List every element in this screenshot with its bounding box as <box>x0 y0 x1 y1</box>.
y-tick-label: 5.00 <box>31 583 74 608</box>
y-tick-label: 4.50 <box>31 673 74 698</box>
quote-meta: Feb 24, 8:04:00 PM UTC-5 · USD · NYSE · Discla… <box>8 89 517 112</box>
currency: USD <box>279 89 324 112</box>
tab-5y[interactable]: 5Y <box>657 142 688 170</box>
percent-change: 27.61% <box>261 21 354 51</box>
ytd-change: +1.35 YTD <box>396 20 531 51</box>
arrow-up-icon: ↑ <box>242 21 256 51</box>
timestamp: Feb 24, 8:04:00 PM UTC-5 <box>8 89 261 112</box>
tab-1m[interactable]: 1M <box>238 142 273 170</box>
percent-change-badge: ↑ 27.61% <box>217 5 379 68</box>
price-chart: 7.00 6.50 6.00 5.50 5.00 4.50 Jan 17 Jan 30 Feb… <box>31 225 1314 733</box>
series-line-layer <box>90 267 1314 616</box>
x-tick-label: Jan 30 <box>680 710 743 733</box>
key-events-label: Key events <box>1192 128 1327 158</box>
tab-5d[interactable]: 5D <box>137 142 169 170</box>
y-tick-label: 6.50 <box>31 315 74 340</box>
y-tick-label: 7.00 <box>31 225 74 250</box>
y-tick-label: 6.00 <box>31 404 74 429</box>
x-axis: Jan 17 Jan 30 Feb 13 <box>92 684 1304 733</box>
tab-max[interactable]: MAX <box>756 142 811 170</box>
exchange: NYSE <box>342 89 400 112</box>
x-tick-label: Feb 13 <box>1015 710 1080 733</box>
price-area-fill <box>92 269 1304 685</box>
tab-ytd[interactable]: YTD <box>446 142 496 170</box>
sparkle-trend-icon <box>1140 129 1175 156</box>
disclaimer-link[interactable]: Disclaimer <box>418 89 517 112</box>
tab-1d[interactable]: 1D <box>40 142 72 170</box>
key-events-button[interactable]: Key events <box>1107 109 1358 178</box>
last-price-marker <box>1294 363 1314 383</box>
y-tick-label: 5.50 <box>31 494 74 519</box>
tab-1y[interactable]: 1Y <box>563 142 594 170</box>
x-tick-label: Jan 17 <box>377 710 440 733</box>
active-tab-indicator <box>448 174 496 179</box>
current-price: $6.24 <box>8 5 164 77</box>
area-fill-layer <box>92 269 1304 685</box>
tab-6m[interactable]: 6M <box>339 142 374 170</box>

******************************

STATED GOAL: Could you write out every line of the listing above, character for character?

THE OUTPUT:
List every element in this screenshot with its bounding box as <box>x0 y0 x1 y1</box>.
y-tick-label: 5.00 <box>31 583 74 608</box>
y-tick-label: 4.50 <box>31 673 74 698</box>
quote-meta: Feb 24, 8:04:00 PM UTC-5 · USD · NYSE · Discla… <box>8 89 517 112</box>
currency: USD <box>279 89 324 112</box>
tab-5y[interactable]: 5Y <box>657 142 688 170</box>
percent-change: 27.61% <box>261 21 354 51</box>
ytd-change: +1.35 YTD <box>396 20 531 51</box>
arrow-up-icon: ↑ <box>242 21 256 51</box>
timestamp: Feb 24, 8:04:00 PM UTC-5 <box>8 89 261 112</box>
tab-1m[interactable]: 1M <box>238 142 273 170</box>
percent-change-badge: ↑ 27.61% <box>217 5 379 68</box>
price-chart: 7.00 6.50 6.00 5.50 5.00 4.50 Jan 17 Jan 30 Feb… <box>31 225 1314 733</box>
series-line-layer <box>90 267 1314 616</box>
x-tick-label: Jan 30 <box>680 710 743 733</box>
key-events-label: Key events <box>1192 128 1327 158</box>
tab-5d[interactable]: 5D <box>137 142 169 170</box>
y-tick-label: 6.50 <box>31 315 74 340</box>
y-tick-label: 7.00 <box>31 225 74 250</box>
y-tick-label: 6.00 <box>31 404 74 429</box>
x-axis: Jan 17 Jan 30 Feb 13 <box>92 684 1304 733</box>
tab-max[interactable]: MAX <box>756 142 811 170</box>
exchange: NYSE <box>342 89 400 112</box>
x-tick-label: Feb 13 <box>1015 710 1080 733</box>
price-area-fill <box>92 269 1304 685</box>
tab-ytd[interactable]: YTD <box>446 142 496 170</box>
sparkle-trend-icon <box>1140 129 1175 156</box>
disclaimer-link[interactable]: Disclaimer <box>418 89 517 112</box>
tab-1d[interactable]: 1D <box>40 142 72 170</box>
key-events-button[interactable]: Key events <box>1107 109 1358 178</box>
last-price-marker <box>1294 363 1314 383</box>
y-tick-label: 5.50 <box>31 494 74 519</box>
tab-1y[interactable]: 1Y <box>563 142 594 170</box>
x-tick-label: Jan 17 <box>377 710 440 733</box>
active-tab-indicator <box>448 174 496 179</box>
current-price: $6.24 <box>8 5 164 77</box>
area-fill-layer <box>92 269 1304 685</box>
tab-6m[interactable]: 6M <box>339 142 374 170</box>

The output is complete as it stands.